● INPUT RECORDS:
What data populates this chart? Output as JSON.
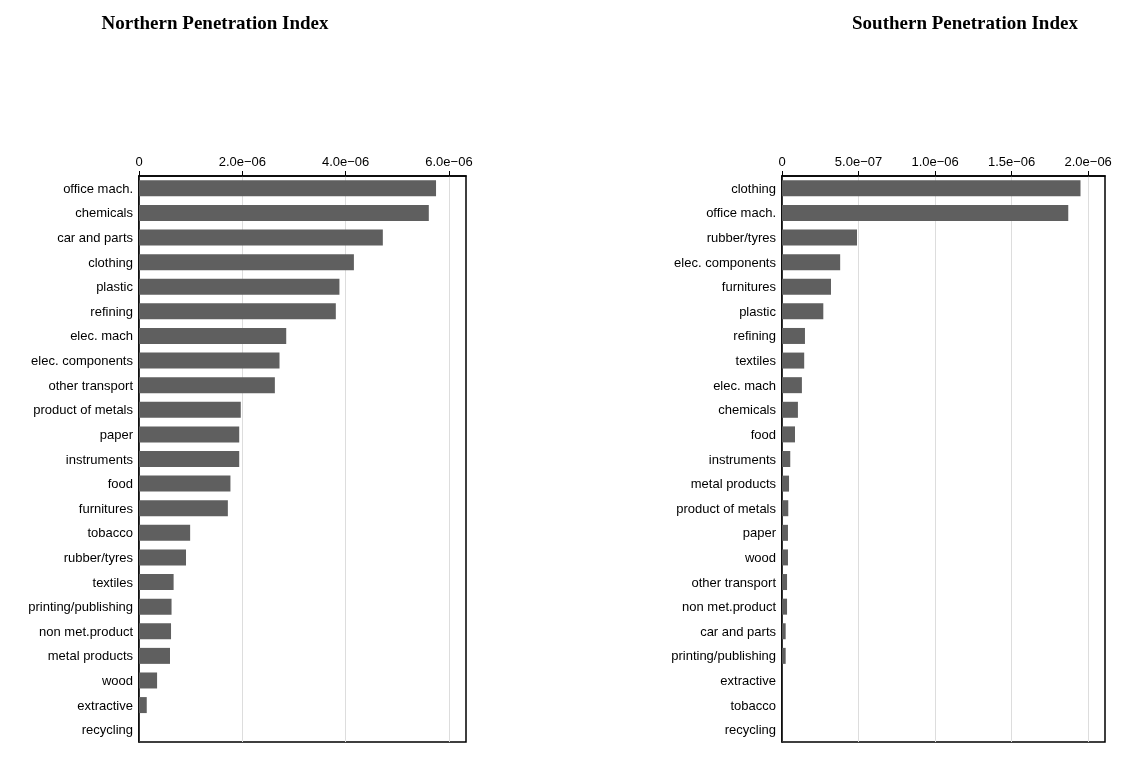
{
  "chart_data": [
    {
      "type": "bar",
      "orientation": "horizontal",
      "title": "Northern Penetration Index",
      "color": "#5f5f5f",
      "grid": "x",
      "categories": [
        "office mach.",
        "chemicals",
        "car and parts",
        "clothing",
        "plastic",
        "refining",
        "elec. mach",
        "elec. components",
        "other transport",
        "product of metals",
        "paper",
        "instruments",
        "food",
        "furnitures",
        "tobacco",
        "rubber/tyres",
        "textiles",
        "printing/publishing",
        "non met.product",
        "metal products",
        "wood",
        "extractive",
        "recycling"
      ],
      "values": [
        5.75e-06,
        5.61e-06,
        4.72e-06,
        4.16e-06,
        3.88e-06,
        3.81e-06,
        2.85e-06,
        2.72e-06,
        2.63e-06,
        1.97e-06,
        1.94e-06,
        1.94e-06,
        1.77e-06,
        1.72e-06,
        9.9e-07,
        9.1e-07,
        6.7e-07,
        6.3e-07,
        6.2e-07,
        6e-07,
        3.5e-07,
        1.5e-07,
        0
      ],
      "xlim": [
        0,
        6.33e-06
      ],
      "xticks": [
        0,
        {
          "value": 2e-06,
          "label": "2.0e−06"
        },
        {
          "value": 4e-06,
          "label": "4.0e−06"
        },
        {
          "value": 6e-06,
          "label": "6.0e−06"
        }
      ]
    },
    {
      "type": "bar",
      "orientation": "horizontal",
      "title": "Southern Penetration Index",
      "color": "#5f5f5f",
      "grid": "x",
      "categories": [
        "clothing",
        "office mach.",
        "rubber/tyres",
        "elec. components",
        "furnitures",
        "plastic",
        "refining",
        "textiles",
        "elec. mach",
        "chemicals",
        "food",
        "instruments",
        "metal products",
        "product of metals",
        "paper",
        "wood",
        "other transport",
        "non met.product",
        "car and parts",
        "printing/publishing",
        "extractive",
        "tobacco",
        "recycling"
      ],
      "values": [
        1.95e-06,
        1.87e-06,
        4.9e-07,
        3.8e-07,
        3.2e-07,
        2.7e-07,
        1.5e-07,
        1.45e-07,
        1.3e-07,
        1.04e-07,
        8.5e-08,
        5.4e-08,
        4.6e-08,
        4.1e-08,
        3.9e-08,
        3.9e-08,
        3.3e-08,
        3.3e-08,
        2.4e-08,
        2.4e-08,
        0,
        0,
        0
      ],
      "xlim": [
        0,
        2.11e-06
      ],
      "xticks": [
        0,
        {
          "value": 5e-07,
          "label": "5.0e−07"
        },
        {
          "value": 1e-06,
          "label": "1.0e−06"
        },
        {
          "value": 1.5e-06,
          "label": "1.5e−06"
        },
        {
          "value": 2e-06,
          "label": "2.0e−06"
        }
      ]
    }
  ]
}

● SHORT TASK: The answer is the number of lines in the preceding material that hold "Index"; write that number and nothing else.

● CORRECT RESULT: 2